But wait there’s more… There are other issues with these joint accounts. Often the adult will request that the minor be the primary on the account, but I recommend the bank’s policy prohibit doing this to prevent the adult, who is the actual source of the funds, from evading taxes. I fully understand that the majority of joint with minor accounts are non-interest bearing and even those that are interest-bearing do not generate much, if any, reportable interest. Usually, the adult is not making the request for an illegal purpose, but I have encountered several instances when the reason for the request is to evade taxes. It is simpler to say, “No, our policy requires the adult be the primary on the account,” rather than discover the MMDA which was opened with a deposit $500 dollars now has a balance of $225,000, or the $5000 CD has over the years been increased at maturity to $400,000, and then having to file a SAR because the bank realizes a crime is being committed.

One question regarding joint with minor accounts that comes up with some frequency is: What should the bank do when the adult dies leaving the minor as sole owner of the account? If the bank offers minor as sole owner of the account, the answer is simple: contact the parent or legal guardian of the minor to get the recommended guaranty and indemnity agreement signed, have the minor sign a new account agreement and signature card, and let the parent or guardian choose whether to restrict the minor’s transactions or not.

On the other hand, if your bank does not offer minor as sole owner accounts, things aren’t quite so simple.  The funds belong to the minor. The same statute that permits joint with minor accounts authorizes the bank to pay the minor. Section 901 provides:

A. When a deposit has been made or shall hereafter be made in any bank in the names of two or more persons, payable to any of them or payable to any of them or the survivor, such deposit, or any part thereof, or any interest thereon, may be paid to either of the persons, whether one of such persons shall be a minor or not, and whether the other be living or not; and the receipt or acquittance of the person so paid shall be valid and sufficient release and discharge to the bank for any payment so made.

§ **Supplied records**:
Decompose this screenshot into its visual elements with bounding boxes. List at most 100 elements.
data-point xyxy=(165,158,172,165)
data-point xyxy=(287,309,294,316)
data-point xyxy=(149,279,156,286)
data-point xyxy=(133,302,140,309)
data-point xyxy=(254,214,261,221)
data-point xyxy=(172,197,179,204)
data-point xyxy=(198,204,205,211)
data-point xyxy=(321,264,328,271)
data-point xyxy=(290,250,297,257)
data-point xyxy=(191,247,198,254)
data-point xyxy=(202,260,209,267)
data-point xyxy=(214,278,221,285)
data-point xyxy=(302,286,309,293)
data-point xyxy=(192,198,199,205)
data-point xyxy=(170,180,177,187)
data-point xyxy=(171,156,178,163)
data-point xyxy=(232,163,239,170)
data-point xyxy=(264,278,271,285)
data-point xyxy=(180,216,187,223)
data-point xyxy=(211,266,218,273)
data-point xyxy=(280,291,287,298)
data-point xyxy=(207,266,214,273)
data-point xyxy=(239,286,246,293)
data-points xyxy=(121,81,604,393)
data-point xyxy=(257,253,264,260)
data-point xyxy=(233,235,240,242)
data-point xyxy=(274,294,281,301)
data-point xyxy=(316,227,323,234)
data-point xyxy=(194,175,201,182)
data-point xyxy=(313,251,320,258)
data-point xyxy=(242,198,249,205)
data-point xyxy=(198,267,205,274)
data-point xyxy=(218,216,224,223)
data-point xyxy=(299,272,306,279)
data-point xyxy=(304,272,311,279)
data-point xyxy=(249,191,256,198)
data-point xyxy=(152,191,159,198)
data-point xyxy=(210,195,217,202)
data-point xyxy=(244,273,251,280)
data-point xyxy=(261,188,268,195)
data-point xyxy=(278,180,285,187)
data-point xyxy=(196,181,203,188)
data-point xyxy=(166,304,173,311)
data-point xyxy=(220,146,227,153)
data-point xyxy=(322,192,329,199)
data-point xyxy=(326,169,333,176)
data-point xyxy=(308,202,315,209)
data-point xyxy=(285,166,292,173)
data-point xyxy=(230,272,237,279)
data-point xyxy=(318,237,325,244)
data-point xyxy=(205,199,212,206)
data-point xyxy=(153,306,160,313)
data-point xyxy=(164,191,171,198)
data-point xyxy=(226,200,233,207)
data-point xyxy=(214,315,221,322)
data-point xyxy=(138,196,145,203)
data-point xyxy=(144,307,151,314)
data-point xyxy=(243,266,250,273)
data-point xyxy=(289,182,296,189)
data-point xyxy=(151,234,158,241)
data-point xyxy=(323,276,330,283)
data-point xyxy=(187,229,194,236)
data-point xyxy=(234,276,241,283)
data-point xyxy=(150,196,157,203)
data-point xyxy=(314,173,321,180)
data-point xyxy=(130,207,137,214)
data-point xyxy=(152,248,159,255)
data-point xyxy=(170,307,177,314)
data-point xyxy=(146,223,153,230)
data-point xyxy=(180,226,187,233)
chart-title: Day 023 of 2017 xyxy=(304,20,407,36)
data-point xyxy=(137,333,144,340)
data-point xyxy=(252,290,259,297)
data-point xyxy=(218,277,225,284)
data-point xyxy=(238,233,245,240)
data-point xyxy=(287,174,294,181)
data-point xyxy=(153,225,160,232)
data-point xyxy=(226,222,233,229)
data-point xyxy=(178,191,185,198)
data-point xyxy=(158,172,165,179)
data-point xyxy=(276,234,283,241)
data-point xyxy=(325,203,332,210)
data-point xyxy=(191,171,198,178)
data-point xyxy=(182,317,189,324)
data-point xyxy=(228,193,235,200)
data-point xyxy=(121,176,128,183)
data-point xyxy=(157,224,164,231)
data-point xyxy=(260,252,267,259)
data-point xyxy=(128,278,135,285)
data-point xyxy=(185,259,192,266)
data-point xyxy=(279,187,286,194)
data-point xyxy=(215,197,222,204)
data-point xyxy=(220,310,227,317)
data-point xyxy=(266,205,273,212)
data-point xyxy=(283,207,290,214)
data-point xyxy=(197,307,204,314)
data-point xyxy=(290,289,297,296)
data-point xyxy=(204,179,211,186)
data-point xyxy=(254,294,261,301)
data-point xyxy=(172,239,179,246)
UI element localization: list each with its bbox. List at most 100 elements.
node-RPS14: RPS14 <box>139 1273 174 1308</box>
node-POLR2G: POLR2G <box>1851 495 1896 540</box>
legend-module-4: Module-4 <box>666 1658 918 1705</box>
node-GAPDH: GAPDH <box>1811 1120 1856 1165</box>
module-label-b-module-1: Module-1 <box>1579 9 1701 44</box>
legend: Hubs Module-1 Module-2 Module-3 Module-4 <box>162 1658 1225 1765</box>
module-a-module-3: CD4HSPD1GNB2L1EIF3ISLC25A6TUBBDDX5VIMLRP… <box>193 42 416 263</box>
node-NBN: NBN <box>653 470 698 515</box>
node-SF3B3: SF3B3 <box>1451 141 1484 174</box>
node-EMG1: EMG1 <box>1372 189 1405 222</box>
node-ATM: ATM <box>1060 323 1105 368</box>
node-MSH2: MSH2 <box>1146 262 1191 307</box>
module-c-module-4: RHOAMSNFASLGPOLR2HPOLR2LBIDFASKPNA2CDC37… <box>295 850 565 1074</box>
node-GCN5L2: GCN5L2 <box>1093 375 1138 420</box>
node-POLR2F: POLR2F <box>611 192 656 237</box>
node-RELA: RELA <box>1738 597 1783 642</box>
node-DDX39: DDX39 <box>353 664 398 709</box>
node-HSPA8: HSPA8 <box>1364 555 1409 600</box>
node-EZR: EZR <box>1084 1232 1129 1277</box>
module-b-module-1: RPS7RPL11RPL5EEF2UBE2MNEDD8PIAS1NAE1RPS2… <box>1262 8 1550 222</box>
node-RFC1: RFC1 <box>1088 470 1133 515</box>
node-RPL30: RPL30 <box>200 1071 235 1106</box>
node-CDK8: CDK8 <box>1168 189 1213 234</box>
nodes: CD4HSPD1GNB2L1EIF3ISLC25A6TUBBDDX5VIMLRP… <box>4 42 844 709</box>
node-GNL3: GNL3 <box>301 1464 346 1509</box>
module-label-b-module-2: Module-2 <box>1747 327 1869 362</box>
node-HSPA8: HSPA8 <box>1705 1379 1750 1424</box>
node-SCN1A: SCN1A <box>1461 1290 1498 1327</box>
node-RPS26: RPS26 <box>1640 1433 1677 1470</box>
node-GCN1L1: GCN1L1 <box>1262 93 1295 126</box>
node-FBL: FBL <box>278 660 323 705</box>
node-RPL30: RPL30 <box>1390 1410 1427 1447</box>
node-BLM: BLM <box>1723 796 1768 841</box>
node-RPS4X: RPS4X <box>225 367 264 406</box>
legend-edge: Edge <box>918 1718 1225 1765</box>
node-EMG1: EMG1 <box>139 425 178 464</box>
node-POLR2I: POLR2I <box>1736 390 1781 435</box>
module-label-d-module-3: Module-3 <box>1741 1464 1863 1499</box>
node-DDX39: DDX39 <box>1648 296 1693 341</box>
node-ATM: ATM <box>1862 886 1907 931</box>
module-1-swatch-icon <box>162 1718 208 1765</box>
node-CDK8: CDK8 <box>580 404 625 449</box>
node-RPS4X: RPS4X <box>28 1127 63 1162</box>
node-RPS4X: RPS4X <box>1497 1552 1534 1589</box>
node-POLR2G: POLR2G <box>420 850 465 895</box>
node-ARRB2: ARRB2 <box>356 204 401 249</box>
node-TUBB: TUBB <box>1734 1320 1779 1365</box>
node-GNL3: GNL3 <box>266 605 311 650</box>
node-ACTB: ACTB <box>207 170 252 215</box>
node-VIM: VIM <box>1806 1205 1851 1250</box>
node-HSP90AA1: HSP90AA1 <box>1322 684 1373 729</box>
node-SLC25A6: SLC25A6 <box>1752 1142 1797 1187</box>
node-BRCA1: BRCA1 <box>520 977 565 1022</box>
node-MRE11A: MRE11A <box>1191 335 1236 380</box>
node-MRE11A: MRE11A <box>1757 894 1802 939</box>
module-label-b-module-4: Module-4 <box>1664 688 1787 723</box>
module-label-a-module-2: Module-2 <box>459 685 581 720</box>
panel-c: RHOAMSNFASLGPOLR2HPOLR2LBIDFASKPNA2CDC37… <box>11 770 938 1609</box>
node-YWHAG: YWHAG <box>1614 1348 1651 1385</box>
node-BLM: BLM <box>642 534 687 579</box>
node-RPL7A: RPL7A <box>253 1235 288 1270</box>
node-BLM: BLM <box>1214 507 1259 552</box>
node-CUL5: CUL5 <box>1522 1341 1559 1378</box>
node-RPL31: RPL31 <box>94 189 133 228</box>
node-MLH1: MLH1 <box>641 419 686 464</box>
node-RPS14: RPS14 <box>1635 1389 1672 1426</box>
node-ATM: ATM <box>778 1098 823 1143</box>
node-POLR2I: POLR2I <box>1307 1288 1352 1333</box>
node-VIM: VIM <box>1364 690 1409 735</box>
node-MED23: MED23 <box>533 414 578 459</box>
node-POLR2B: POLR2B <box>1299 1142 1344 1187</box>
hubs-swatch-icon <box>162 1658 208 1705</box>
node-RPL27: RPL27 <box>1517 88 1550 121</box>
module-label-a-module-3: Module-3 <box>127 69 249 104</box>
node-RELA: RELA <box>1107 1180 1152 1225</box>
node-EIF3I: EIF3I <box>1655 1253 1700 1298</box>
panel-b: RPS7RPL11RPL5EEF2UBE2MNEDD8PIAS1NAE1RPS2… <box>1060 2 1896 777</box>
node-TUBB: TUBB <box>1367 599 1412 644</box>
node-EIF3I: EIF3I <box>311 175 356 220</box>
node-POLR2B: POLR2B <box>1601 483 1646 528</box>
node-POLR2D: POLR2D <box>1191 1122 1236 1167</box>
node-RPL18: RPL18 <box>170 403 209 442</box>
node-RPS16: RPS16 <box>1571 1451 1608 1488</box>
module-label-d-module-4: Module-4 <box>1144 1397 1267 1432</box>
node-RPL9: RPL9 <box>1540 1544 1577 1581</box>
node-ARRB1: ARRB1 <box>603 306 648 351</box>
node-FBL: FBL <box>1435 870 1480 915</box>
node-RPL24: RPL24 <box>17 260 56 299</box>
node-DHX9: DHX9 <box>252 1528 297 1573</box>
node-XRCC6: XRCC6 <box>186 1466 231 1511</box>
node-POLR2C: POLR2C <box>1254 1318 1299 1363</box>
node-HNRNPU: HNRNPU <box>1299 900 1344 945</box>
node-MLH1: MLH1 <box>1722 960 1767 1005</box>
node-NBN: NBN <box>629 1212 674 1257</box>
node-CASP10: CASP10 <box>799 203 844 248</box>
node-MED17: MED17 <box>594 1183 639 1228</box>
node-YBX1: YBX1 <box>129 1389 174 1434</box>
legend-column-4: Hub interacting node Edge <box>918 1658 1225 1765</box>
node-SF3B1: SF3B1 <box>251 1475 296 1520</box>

§ **Instructions**:
1/ Write out the passage on joint accounts with minors, starting at "On the other" and ending at "payment so made.".
2/ Continue the passage on joint accounts with minors from where it stops.
The records are separate material and have no connection to the passage on joint accounts with minors.

§ **Answer list**:
1/
On the other hand, if your bank does not offer minor as sole owner accounts, things aren’t quite so simple.  The funds belong to the minor. The same statute that permits joint with minor accounts authorizes the bank to pay the minor. Section 901 provides:

A. When a deposit has been made or shall hereafter be made in any bank in the names of two or more persons, payable to any of them or payable to any of them or the survivor, such deposit, or any part thereof, or any interest thereon, may be paid to either of the persons, whether one of such persons shall be a minor or not, and whether the other be living or not; and the receipt or acquittance of the person so paid shall be valid and sufficient release and discharge to the bank for any payment so made.

2/
The statue says “may be paid…” which indicates that the act is “permitted” rather than “required.” However, the word “shall” is used in the next clause regarding the bank’s liability. In other words, if the bank chooses to pay the minor and minor signs a receipt that s/he has received the funds, the bank IS discharged from any liability for the payment.

Let’s say the surviving minor on the account is old enough to be able to sign his name and the amount in the account is $200. In this situation, I don’t have a problem closing the account and paying the minor in cash or by check. That’s a simple and easy solution for the bank that does not offer minor as sole owner accounts, and the bank is protected by the minor signing the receipt.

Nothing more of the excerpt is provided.